(Annotated element entries)
"""

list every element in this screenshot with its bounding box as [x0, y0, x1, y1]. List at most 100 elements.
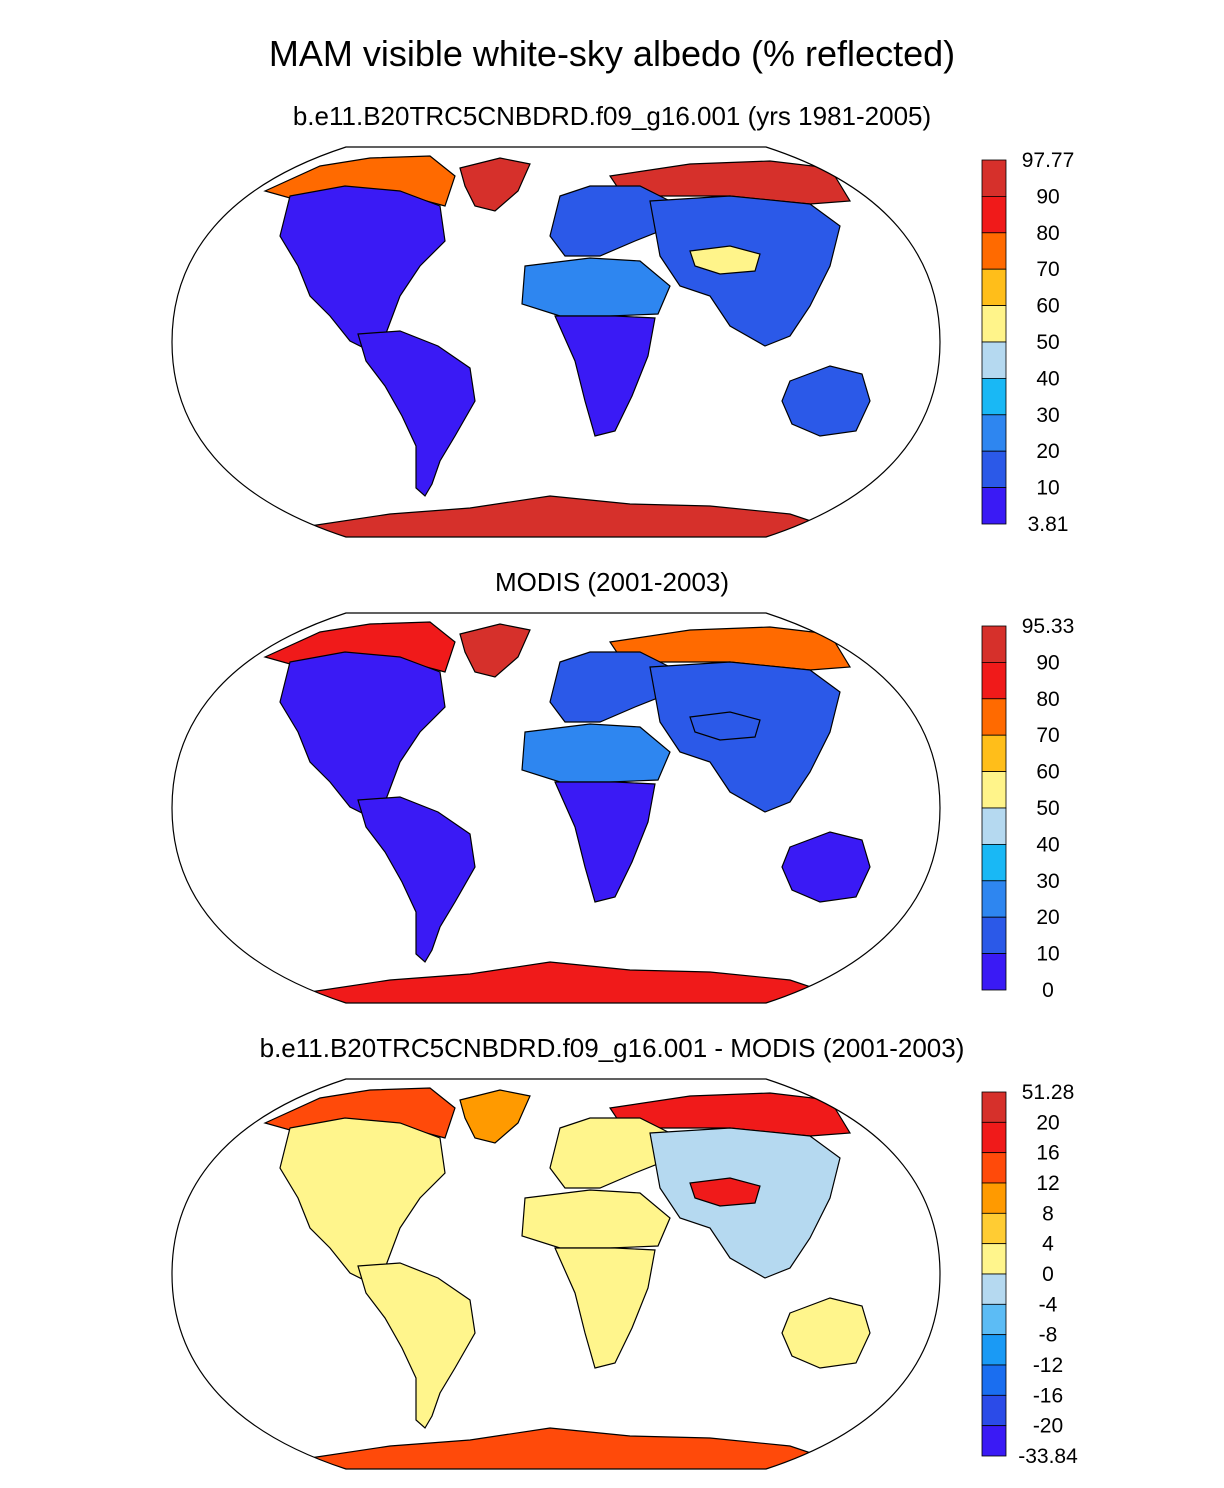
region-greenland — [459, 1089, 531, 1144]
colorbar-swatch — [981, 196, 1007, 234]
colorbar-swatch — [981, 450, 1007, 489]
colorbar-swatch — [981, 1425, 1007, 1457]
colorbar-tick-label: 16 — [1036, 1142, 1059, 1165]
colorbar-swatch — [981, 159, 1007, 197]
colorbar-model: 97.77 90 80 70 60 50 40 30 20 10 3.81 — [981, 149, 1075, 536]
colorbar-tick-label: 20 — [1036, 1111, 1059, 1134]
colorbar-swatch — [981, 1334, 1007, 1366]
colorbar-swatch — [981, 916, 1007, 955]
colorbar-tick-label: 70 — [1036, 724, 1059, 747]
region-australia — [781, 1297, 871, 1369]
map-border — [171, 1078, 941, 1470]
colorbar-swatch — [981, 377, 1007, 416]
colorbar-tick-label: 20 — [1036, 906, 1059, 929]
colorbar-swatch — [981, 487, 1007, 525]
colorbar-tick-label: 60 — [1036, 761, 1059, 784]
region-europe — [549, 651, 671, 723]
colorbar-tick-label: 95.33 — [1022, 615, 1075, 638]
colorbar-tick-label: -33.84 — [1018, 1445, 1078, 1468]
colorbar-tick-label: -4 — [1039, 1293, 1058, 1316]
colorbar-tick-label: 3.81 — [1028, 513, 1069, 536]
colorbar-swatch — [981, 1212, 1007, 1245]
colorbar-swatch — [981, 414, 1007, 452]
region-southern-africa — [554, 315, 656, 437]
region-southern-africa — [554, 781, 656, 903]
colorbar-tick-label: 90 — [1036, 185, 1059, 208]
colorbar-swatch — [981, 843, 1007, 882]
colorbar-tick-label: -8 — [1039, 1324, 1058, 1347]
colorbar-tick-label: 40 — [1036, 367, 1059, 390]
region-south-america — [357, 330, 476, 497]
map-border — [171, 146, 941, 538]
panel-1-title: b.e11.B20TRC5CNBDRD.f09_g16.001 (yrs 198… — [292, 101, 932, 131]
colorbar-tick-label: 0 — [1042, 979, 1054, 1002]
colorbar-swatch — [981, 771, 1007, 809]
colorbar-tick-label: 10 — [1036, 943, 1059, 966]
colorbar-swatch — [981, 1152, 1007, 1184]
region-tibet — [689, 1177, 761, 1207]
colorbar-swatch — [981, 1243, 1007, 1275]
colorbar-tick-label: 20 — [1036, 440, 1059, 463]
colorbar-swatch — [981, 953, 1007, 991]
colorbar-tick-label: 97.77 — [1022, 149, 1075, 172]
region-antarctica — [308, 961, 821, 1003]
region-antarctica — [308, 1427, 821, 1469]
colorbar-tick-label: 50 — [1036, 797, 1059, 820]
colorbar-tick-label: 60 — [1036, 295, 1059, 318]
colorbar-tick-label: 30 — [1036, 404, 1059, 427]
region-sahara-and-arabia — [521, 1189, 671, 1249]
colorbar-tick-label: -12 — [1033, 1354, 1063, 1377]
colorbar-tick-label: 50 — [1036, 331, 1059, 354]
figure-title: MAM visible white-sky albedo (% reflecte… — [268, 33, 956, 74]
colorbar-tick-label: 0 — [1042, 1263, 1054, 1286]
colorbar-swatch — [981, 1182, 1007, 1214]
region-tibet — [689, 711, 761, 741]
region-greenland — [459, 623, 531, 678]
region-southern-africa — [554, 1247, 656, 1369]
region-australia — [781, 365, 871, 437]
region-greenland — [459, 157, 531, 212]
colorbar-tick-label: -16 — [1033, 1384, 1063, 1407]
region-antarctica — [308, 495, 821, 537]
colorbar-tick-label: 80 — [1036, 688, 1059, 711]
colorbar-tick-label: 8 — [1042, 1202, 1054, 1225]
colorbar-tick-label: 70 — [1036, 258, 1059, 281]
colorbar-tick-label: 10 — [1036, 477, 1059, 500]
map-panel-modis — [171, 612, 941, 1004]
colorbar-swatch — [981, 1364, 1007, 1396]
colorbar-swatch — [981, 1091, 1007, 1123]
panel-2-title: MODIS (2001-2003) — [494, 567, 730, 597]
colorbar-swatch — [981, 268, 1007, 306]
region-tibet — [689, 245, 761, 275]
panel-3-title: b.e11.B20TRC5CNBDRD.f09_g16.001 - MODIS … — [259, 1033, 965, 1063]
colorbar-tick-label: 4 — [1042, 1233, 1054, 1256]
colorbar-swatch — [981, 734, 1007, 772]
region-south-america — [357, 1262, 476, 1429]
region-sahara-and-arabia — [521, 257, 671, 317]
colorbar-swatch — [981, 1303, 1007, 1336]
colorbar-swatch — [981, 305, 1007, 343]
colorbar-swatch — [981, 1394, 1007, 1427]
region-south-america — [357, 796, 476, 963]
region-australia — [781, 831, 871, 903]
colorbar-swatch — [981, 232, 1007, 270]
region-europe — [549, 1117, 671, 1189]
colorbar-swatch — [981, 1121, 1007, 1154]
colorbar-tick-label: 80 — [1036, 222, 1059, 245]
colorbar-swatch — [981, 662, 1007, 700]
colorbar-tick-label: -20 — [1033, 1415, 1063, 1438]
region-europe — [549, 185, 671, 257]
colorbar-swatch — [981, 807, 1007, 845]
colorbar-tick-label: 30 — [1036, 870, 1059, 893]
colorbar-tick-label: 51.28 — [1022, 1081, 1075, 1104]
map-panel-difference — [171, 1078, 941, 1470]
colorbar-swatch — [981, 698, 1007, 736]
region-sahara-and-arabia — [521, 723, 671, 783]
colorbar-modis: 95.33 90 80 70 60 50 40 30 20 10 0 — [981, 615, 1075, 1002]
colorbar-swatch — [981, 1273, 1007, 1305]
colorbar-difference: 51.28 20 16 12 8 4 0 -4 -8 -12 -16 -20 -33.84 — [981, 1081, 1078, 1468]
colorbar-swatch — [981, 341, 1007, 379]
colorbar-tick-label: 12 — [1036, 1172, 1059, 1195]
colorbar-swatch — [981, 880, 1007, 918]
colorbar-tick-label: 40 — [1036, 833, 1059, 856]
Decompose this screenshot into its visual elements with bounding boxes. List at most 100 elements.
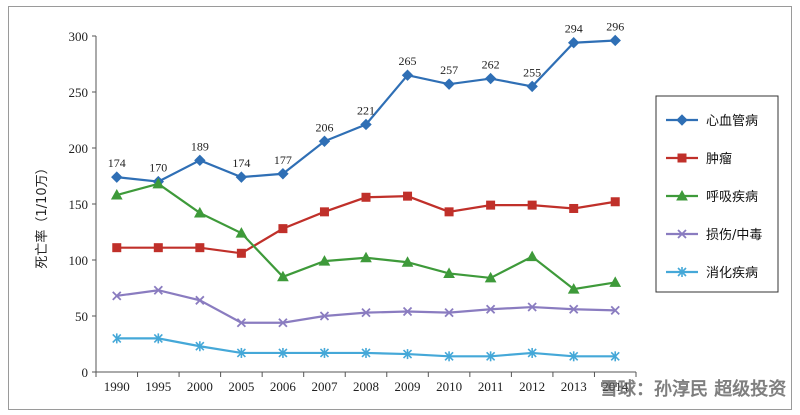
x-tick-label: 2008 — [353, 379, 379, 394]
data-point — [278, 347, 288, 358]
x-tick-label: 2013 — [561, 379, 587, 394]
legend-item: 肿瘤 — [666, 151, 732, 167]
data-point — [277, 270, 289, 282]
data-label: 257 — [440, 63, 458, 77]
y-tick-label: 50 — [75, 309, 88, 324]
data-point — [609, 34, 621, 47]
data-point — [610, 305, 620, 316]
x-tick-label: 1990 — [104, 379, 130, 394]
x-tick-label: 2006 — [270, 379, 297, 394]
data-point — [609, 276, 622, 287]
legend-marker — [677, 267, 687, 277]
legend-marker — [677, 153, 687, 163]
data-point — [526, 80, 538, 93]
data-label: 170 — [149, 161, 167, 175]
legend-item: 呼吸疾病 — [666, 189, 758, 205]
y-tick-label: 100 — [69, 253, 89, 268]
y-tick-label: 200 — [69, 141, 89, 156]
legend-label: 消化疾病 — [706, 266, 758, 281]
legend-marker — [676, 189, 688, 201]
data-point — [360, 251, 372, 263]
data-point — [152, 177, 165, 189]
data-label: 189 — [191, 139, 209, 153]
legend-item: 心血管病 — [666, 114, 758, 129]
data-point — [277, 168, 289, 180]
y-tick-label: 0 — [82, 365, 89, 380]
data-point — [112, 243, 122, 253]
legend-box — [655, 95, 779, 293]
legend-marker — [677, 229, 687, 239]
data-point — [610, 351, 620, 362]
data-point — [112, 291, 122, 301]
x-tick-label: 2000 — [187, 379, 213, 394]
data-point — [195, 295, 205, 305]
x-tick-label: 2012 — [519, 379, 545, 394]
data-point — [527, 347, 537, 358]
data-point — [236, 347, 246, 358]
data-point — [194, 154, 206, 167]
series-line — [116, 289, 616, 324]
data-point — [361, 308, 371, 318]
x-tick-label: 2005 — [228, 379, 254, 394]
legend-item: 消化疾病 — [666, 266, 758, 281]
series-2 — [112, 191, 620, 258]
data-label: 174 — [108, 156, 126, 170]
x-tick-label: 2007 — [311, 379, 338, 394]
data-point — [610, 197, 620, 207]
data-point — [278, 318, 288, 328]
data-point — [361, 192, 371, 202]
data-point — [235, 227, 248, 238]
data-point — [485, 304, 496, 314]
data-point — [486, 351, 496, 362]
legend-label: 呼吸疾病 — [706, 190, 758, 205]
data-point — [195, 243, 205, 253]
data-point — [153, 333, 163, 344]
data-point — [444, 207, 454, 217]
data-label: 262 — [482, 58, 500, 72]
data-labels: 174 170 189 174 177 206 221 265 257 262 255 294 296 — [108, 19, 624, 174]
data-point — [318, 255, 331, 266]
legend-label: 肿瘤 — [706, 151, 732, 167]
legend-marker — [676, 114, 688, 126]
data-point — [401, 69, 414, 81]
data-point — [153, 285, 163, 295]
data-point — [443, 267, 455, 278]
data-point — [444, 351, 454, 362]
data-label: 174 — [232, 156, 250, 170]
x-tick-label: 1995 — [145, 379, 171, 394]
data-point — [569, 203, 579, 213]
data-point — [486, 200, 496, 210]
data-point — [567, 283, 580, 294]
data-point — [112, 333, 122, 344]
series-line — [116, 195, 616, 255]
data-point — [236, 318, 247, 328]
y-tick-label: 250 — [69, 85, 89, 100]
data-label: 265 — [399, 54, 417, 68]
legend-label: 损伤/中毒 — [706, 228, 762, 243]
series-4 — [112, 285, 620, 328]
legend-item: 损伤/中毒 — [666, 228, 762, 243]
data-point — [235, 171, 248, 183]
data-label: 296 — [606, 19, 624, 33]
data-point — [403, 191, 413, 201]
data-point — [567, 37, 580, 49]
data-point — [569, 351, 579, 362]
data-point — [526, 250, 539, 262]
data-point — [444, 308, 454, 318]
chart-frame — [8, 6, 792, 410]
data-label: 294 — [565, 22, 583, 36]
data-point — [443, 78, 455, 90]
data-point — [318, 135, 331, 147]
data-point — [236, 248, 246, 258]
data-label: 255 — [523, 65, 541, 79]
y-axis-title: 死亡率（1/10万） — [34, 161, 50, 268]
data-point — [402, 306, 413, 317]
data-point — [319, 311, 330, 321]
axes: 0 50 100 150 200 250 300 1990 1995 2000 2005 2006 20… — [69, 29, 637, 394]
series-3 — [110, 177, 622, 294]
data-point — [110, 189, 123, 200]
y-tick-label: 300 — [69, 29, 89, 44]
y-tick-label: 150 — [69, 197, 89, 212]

"""

What the exercise asks:
Duplicate the lines above from the line containing "x-tick-label: 2008 — [353, 379, 379, 394]" to the line containing "legend-item: 呼吸疾病 — [666, 189, 758, 205]", inclusive.

Written reply:
x-tick-label: 2008 — [353, 379, 379, 394]
data-point — [278, 347, 288, 358]
x-tick-label: 2013 — [561, 379, 587, 394]
legend-item: 肿瘤 — [666, 151, 732, 167]
data-point — [277, 270, 289, 282]
data-label: 257 — [440, 63, 458, 77]
y-tick-label: 50 — [75, 309, 88, 324]
data-point — [609, 34, 621, 47]
data-point — [610, 305, 620, 316]
x-tick-label: 1990 — [104, 379, 130, 394]
x-tick-label: 2006 — [270, 379, 297, 394]
data-point — [609, 276, 622, 287]
legend-marker — [677, 267, 687, 277]
legend-marker — [677, 153, 687, 163]
data-point — [526, 80, 538, 93]
data-label: 170 — [149, 161, 167, 175]
legend-item: 呼吸疾病 — [666, 189, 758, 205]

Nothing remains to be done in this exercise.